→ What you are asked to do: Quote the full listing word for word.

++++++++++

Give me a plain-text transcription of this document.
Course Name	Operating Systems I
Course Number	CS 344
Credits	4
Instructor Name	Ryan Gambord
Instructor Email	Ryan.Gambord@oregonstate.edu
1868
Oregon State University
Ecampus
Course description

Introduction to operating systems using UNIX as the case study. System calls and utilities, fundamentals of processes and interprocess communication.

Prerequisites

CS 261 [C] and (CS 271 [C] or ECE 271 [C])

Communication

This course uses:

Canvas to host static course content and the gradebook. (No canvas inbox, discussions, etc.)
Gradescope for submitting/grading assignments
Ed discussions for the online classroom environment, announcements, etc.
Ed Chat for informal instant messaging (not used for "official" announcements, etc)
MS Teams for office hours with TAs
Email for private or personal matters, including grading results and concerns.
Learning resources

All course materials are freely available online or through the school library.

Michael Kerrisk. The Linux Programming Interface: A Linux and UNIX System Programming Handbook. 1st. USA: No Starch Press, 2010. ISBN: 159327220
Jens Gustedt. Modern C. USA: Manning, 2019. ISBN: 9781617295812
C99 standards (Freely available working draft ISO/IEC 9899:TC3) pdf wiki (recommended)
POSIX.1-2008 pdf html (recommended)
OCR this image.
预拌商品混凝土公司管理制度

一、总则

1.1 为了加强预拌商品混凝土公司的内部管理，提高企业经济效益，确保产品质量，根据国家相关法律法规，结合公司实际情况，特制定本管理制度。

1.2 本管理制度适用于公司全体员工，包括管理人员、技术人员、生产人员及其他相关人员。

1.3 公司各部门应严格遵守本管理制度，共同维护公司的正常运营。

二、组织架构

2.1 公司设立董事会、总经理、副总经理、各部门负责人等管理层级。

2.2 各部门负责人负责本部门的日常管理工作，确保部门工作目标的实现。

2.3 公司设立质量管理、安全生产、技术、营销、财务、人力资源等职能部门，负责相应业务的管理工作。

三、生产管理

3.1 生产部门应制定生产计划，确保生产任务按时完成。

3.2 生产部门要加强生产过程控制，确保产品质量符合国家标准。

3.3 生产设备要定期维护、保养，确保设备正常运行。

++++++++++

→ Problem solution:
Give me a plain-text transcription of this document.
Course Name	Operating Systems I
Course Number	CS 344
Credits	4
Instructor Name	Ryan Gambord
Instructor Email	Ryan.Gambord@oregonstate.edu
1868
Oregon State University
Ecampus
Course description

Introduction to operating systems using UNIX as the case study. System calls and utilities, fundamentals of processes and interprocess communication.

Prerequisites

CS 261 [C] and (CS 271 [C] or ECE 271 [C])

Communication

This course uses:

Canvas to host static course content and the gradebook. (No canvas inbox, discussions, etc.)
Gradescope for submitting/grading assignments
Ed discussions for the online classroom environment, announcements, etc.
Ed Chat for informal instant messaging (not used for "official" announcements, etc)
MS Teams for office hours with TAs
Email for private or personal matters, including grading results and concerns.
Learning resources

All course materials are freely available online or through the school library.

Michael Kerrisk. The Linux Programming Interface: A Linux and UNIX System Programming Handbook. 1st. USA: No Starch Press, 2010. ISBN: 159327220
Jens Gustedt. Modern C. USA: Manning, 2019. ISBN: 9781617295812
C99 standards (Freely available working draft ISO/IEC 9899:TC3) pdf wiki (recommended)
POSIX.1-2008 pdf html (recommended)
OCR this image.
预拌商品混凝土公司管理制度

一、总则

1.1 为了加强预拌商品混凝土公司的内部管理，提高企业经济效益，确保产品质量，根据国家相关法律法规，结合公司实际情况，特制定本管理制度。

1.2 本管理制度适用于公司全体员工，包括管理人员、技术人员、生产人员及其他相关人员。

1.3 公司各部门应严格遵守本管理制度，共同维护公司的正常运营。

二、组织架构

2.1 公司设立董事会、总经理、副总经理、各部门负责人等管理层级。

2.2 各部门负责人负责本部门的日常管理工作，确保部门工作目标的实现。

2.3 公司设立质量管理、安全生产、技术、营销、财务、人力资源等职能部门，负责相应业务的管理工作。

三、生产管理

3.1 生产部门应制定生产计划，确保生产任务按时完成。

3.2 生产部门要加强生产过程控制，确保产品质量符合国家标准。

3.3 生产设备要定期维护、保养，确保设备正常运行。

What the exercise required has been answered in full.